* _WHAT IS BEING ASKED_
Find the string "type" in the data, then copy every line where it is found.
★ ★ ★ ★
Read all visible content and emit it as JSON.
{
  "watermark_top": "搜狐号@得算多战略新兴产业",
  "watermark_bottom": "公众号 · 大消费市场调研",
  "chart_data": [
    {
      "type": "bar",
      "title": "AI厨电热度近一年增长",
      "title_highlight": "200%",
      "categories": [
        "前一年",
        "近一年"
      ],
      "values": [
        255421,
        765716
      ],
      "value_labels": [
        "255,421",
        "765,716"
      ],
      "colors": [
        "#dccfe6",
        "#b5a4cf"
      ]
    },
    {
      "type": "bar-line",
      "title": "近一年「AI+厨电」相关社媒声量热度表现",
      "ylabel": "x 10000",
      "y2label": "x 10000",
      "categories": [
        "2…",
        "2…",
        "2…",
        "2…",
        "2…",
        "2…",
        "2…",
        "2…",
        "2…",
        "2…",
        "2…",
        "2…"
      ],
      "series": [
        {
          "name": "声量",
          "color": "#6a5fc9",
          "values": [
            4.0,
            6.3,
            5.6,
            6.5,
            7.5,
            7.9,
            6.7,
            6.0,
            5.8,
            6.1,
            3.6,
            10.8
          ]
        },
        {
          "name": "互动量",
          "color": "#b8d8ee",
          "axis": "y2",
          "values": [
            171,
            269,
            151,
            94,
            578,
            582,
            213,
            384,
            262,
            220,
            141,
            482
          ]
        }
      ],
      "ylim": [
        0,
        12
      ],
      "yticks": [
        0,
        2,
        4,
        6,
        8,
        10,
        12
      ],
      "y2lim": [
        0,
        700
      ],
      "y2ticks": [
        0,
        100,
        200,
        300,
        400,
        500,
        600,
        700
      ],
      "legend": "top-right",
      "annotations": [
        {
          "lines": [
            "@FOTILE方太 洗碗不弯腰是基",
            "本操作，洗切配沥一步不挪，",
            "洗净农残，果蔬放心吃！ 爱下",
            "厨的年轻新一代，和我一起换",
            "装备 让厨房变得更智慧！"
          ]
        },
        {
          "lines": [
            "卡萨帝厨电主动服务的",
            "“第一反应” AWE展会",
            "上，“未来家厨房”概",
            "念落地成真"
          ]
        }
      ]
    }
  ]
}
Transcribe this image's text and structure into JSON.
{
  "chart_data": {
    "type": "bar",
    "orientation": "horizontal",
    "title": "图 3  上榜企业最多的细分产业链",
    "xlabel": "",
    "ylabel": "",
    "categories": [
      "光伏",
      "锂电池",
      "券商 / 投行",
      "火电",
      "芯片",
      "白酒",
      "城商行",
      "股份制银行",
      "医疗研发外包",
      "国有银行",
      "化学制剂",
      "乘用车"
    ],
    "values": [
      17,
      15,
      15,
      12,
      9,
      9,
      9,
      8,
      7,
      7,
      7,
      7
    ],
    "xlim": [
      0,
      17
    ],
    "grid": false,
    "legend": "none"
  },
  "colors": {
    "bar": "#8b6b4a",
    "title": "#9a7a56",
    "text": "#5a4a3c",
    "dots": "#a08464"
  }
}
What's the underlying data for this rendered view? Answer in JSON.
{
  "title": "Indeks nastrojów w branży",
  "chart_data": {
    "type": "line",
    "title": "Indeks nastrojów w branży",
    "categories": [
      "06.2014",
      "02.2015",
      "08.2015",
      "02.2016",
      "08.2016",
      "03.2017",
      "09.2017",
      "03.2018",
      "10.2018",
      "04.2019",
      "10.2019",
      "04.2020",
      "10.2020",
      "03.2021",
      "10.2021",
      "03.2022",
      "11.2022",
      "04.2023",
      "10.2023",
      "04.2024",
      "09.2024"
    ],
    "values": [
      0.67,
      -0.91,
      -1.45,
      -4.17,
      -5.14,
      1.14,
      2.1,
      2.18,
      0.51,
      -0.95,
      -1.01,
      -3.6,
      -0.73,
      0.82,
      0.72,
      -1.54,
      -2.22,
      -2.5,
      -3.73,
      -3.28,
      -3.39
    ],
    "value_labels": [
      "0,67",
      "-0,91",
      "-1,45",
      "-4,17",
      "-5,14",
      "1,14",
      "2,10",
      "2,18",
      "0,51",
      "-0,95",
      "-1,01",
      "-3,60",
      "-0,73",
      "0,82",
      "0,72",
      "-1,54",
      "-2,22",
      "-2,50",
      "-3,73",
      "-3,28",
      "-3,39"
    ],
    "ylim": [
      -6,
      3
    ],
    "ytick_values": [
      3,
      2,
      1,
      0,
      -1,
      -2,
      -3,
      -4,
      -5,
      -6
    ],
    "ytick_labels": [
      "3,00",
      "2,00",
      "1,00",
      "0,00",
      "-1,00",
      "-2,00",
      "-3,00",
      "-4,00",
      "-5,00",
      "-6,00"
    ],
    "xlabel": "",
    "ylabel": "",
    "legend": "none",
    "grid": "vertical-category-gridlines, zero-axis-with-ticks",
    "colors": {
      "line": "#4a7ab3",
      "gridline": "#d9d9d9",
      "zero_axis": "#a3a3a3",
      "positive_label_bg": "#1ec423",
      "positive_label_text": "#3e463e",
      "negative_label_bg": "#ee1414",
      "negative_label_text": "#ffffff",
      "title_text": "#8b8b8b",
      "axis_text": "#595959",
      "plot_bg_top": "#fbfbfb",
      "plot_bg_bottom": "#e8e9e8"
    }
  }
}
★ ★ ★ ★
* _WRITTEN ANSWER_
      "type": "bar",
      "type": "bar-line",
    "type": "bar",
    "type": "line",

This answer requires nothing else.